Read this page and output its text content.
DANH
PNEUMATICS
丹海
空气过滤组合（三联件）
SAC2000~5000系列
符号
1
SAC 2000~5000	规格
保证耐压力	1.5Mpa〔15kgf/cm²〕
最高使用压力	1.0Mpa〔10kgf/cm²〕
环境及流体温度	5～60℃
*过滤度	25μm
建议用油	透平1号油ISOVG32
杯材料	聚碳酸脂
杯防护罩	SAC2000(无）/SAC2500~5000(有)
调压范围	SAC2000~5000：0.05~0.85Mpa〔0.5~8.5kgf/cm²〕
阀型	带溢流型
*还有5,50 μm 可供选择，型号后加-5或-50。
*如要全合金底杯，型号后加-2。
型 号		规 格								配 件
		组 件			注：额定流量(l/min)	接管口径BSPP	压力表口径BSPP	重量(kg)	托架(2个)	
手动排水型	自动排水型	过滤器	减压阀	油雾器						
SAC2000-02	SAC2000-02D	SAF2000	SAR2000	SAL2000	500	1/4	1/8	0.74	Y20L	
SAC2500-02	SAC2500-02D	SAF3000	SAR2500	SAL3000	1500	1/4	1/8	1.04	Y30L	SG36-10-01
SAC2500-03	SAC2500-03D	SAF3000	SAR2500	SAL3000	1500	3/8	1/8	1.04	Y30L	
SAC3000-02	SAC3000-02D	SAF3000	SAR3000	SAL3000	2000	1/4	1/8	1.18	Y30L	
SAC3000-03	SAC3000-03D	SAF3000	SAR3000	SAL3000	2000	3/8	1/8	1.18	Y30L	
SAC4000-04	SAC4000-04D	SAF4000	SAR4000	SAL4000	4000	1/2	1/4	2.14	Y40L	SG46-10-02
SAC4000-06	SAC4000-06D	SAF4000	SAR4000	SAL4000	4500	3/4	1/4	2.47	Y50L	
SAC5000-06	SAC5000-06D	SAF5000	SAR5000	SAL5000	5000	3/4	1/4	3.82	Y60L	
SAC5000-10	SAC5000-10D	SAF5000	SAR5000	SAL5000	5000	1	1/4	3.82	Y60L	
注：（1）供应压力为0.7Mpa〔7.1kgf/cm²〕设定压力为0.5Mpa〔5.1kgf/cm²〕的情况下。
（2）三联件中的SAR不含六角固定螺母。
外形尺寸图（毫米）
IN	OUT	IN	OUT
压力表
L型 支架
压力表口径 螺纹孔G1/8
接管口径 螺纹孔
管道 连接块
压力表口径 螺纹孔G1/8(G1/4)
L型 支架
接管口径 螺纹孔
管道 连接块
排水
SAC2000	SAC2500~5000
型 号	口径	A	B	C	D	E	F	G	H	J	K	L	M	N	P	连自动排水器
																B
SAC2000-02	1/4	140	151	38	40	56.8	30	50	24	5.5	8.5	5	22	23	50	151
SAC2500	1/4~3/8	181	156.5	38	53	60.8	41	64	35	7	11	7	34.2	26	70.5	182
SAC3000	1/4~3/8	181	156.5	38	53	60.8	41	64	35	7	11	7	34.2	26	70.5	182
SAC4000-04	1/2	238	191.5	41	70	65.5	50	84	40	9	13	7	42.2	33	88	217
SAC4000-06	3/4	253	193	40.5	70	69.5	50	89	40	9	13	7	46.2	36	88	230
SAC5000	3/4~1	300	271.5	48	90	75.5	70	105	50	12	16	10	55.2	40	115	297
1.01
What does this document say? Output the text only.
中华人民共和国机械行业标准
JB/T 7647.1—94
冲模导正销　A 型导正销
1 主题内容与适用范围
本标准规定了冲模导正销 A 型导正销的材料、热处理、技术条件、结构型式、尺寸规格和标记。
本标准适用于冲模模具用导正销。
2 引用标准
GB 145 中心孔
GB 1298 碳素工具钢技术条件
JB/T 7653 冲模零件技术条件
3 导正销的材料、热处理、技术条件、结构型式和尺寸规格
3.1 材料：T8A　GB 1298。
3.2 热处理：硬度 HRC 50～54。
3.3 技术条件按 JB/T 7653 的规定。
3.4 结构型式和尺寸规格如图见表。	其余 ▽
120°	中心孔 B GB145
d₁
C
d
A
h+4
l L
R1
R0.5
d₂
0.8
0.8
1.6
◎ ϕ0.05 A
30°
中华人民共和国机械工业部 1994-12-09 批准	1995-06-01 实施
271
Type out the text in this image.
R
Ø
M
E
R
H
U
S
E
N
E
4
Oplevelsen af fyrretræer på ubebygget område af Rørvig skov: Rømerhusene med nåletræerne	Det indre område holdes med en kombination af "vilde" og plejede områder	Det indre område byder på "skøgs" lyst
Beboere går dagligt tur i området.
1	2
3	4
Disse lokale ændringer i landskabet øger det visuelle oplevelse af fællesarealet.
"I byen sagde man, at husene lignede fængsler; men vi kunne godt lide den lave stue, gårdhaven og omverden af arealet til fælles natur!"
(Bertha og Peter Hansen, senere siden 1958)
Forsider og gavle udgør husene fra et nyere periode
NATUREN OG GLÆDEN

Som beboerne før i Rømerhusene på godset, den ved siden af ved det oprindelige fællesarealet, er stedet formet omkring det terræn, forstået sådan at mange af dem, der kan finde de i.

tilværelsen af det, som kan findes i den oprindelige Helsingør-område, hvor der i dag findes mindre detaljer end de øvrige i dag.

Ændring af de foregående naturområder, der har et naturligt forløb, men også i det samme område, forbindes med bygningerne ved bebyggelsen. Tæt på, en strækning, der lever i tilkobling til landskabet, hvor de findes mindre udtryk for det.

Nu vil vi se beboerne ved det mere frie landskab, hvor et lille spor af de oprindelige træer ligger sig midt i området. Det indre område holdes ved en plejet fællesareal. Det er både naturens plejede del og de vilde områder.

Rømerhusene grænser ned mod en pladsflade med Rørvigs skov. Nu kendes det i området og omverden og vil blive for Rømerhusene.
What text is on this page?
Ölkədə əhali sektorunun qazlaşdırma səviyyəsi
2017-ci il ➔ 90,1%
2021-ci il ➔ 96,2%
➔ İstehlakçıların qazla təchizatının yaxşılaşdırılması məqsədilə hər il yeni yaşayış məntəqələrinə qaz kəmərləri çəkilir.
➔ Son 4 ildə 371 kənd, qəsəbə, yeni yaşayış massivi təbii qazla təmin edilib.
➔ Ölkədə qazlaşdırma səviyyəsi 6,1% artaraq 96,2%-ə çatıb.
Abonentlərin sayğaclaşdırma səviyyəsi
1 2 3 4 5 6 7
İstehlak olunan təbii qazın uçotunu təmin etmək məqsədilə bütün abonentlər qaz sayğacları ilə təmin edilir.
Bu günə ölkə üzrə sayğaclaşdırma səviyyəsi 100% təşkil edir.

────

__Problem description__. Give the number of lines in the listing above that hold the string "yeni", with nothing else.

__Result of the task__. 2